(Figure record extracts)
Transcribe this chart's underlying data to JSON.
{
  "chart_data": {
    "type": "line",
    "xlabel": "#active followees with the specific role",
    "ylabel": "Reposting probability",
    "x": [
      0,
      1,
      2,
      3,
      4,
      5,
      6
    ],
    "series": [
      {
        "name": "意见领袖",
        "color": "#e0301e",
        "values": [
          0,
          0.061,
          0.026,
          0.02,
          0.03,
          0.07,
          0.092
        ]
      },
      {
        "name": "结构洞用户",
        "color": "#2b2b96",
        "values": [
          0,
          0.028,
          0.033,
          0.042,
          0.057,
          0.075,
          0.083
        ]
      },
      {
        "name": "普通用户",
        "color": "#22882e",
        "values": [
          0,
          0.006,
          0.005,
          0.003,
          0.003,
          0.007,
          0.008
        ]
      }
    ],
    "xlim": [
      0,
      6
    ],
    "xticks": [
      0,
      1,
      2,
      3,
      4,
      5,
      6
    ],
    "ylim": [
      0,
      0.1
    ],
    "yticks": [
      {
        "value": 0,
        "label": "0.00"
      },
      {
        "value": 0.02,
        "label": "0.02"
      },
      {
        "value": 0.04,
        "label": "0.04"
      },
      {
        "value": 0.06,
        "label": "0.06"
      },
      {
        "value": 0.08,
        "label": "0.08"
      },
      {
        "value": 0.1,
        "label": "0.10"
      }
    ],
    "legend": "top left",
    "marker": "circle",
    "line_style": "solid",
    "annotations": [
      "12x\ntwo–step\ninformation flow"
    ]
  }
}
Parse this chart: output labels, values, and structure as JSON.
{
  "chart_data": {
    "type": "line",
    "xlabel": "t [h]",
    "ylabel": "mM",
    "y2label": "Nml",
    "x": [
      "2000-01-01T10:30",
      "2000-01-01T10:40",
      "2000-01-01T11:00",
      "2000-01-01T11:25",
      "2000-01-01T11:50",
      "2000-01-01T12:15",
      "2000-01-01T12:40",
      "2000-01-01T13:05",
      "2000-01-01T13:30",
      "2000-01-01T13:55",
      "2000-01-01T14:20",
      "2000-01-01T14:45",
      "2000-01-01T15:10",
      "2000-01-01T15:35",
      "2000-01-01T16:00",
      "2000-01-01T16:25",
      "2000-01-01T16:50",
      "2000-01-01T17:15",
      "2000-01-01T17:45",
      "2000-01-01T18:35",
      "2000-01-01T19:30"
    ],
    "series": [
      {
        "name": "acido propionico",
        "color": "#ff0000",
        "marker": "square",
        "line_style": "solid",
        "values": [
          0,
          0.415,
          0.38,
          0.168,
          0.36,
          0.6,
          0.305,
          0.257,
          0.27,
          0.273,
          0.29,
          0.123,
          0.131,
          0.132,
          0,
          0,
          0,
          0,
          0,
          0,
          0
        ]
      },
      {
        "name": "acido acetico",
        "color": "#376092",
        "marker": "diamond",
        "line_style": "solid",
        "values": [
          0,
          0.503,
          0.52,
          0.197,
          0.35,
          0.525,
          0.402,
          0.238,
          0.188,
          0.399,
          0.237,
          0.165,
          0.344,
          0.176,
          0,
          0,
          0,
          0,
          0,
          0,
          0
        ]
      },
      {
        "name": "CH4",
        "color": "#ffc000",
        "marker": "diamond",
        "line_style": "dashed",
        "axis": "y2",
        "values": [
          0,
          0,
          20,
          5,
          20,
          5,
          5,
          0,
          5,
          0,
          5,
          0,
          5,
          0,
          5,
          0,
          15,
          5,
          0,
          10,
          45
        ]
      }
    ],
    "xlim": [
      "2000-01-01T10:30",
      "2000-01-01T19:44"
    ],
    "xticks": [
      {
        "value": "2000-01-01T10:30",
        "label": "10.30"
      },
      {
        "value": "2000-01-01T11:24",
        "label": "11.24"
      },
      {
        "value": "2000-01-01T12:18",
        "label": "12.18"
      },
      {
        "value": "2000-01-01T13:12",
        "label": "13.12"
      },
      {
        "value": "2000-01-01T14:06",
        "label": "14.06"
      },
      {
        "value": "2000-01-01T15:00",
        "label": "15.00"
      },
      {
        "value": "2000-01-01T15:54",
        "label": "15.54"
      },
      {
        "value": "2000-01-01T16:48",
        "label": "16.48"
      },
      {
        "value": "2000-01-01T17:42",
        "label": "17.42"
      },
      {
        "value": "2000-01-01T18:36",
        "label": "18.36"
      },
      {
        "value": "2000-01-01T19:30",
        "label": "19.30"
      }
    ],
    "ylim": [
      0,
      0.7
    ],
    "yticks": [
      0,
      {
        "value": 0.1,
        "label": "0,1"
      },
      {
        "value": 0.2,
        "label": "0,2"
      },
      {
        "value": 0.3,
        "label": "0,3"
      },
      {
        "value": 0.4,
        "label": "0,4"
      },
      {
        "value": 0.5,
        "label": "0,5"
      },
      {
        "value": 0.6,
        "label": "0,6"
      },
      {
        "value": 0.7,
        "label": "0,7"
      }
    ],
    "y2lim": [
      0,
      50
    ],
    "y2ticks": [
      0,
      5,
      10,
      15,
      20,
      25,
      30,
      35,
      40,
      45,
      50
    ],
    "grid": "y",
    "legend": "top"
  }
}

GIVEN TASK: Count each line of the data where the word "acido" appears, then reply with the total only.

WORKED SOLUTION: 2